* [TASK INSTRUCTIONS]:
A - Duplicate the part of the blog post on summing multiples of 3 and 5 between "Before going to" and "numbers, multiplied by 3.", inclusive.
B - In the blog post on summing multiples of 3 and 5, render this sentence in Spanish: "Same will be the case of numbers divisible by 5 as well."
C - According to the blog post on summing multiples of 3 and 5, why is n-1, rather than n, divided by 3 when counting the multiples of 3 to add? Answer in one to three sentences.

* [READING PASSAGE]:
::::::
Sunday, August 9, 2015

Getting the sum of all multiples of 3 and 5 before a number n

Hello all, today we are going to look on to a problem that says the total of all the multiples of 3 and 5 before a number n.

Note: Before n

So  if I say take the sum of all numbers before 10 which are the multiples of 3 and 5 then the answer would be: 3,5,6,9 and the answer would be 23 (3+5+6+9).

Before going to the implementation lets go back and make some points:
  1. The multiples of 3 and to make a sum of them would be:
    • 3 + 6 + 9 + 12 + 15 ...... which cuts down to : 3 * (1 + 2 + 3 + 4 + 5 ......). Now if you look at this series it is an Arithmetic Progression or you can say that it is the sum of n natural numbers, multiplied by 3.
    • Now the second part which is quite important to notice is that if I say that you have to add all the multiples of  3 before 10 (excluding 10) then then total numbers to be added is 3 * (1 + 2 + 3), which means that the n-1(since we don't have to include n)(for us ,10-1, 9) is divided by 3 and then we consider it to be the part where we can say that apply the formula of addition of first n natural numbers multiplied by 3.
    • So in total the formula would be 3 * (sum of first (n-1)/3 natural numbers), this part is a bit tricky so please give more attention to it.
  2. Same will be the case of numbers divisible by 5 as well.
  3. One more important thing is that if the n is 16 and we have to add all the multiples of 3 and 5 together then the answer would be:
    (3 + 6 + 9 + 12 +15) + (5 + 10 + 15)
    if you notice the expression the digit 15 is added twice since, 3 & 5 both are the multiples of 15 and so added twice.
::::::
* [STORED DATA]:
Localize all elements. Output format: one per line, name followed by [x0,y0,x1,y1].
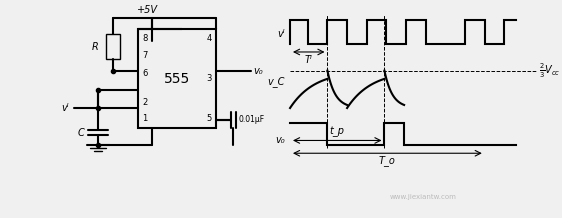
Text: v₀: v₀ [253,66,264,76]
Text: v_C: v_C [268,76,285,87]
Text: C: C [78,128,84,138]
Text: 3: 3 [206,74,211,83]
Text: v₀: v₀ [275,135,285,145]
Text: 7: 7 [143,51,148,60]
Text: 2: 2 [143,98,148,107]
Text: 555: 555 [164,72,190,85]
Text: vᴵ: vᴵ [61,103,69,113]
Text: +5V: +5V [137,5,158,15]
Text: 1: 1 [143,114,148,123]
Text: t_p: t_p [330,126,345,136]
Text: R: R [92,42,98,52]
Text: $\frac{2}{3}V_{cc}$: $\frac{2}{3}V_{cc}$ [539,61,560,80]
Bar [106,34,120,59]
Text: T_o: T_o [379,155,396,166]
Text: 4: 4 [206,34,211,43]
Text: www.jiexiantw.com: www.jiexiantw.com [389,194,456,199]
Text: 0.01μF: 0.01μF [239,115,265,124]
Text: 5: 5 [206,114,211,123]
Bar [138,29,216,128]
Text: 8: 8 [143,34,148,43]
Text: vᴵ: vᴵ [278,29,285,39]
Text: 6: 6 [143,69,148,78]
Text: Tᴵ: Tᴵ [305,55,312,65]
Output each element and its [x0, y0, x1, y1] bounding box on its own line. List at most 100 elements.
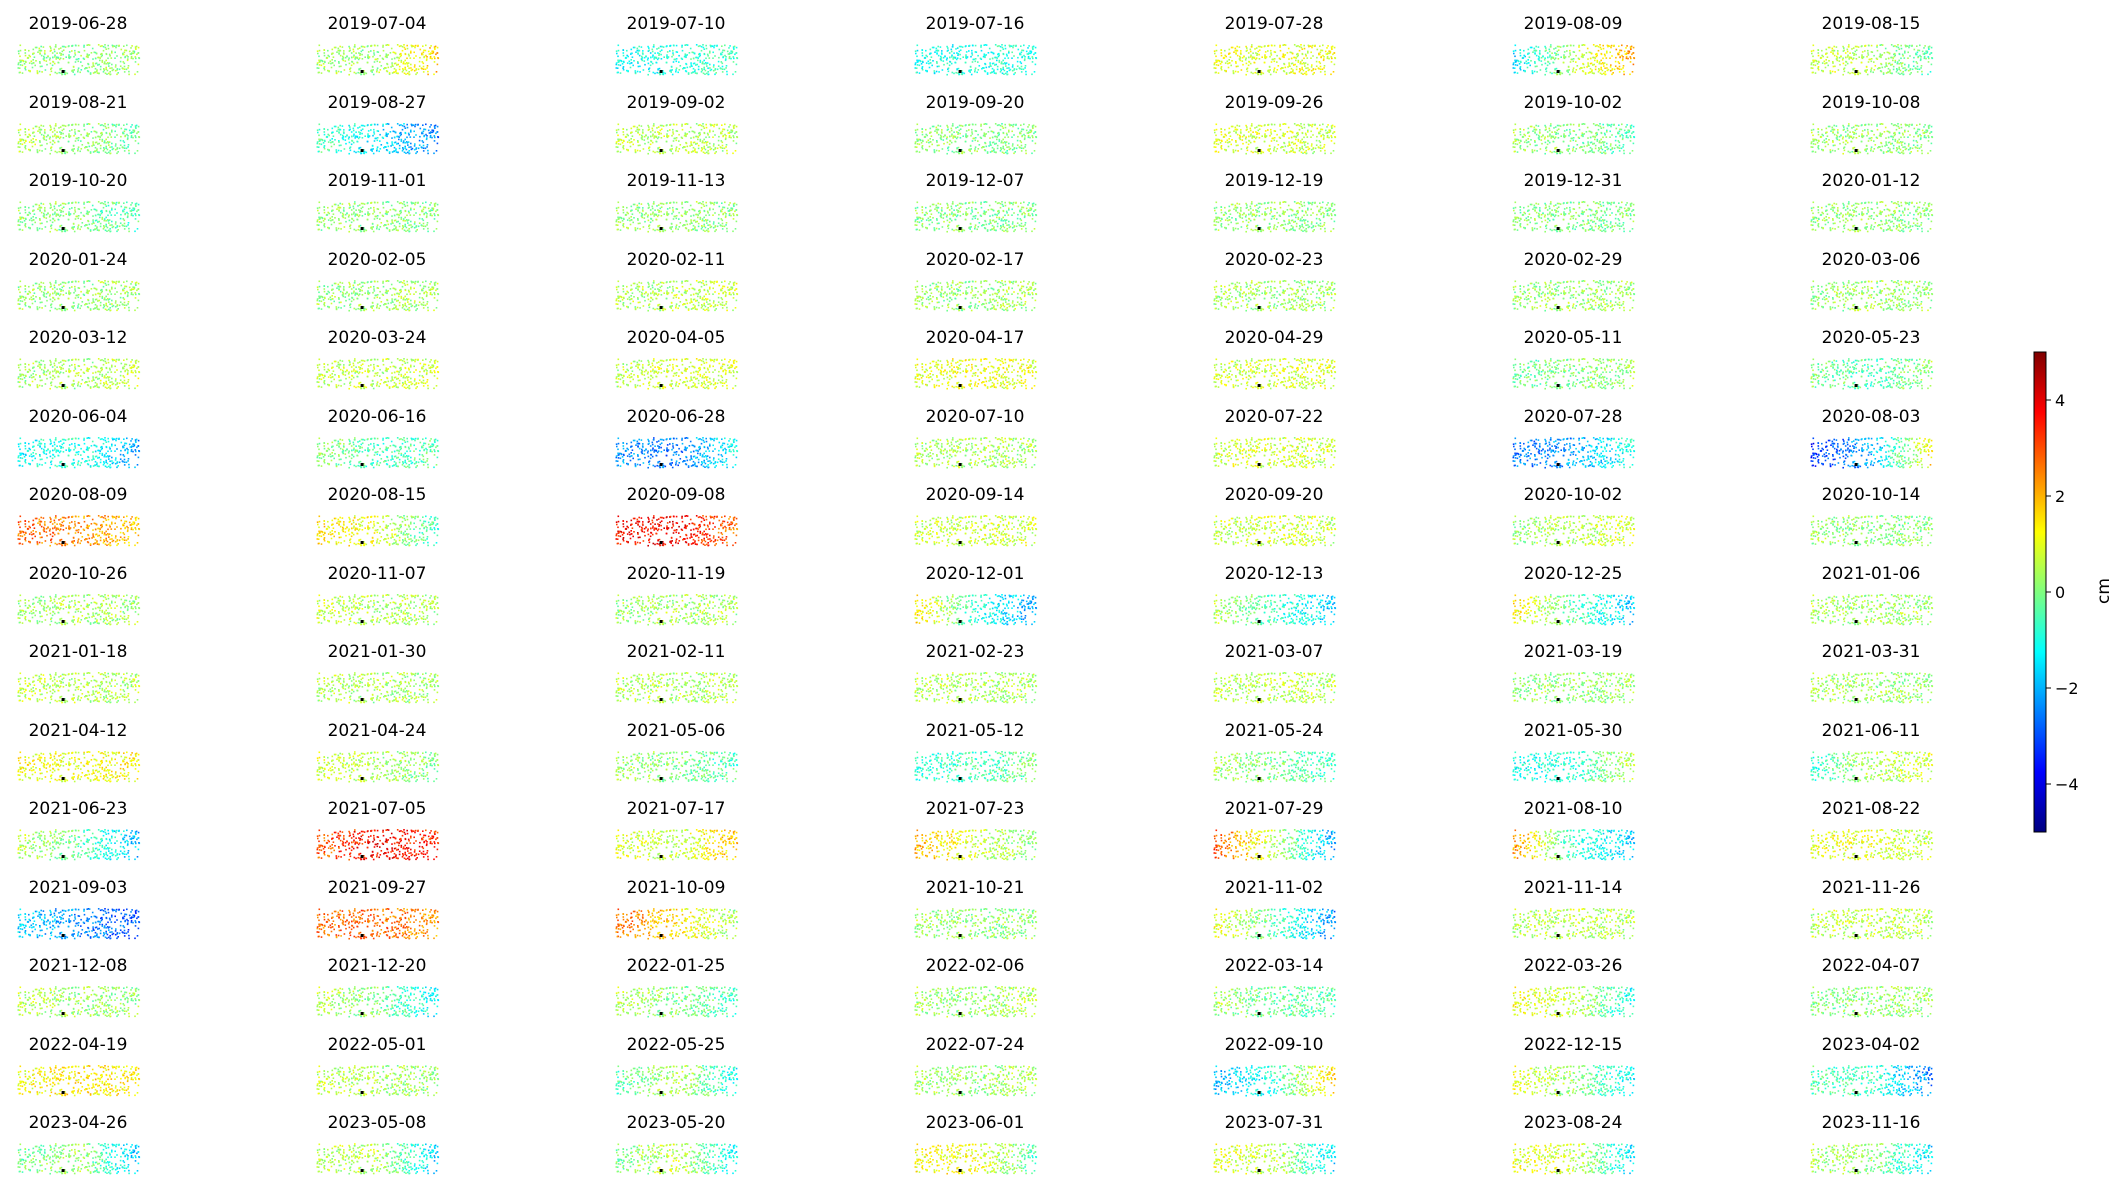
::::::
* [FINAL RESULTS]:
A -
Before going to the implementation lets go back and make some points:
  1. The multiples of 3 and to make a sum of them would be:
    • 3 + 6 + 9 + 12 + 15 ...... which cuts down to : 3 * (1 + 2 + 3 + 4 + 5 ......). Now if you look at this series it is an Arithmetic Progression or you can say that it is the sum of n natural numbers, multiplied by 3.

B - Lo mismo ocurrirá también con los números divisibles por 5.

C - The sum covers only multiples that come before n, so n itself must not be included. For n = 10, that means working with 9 instead.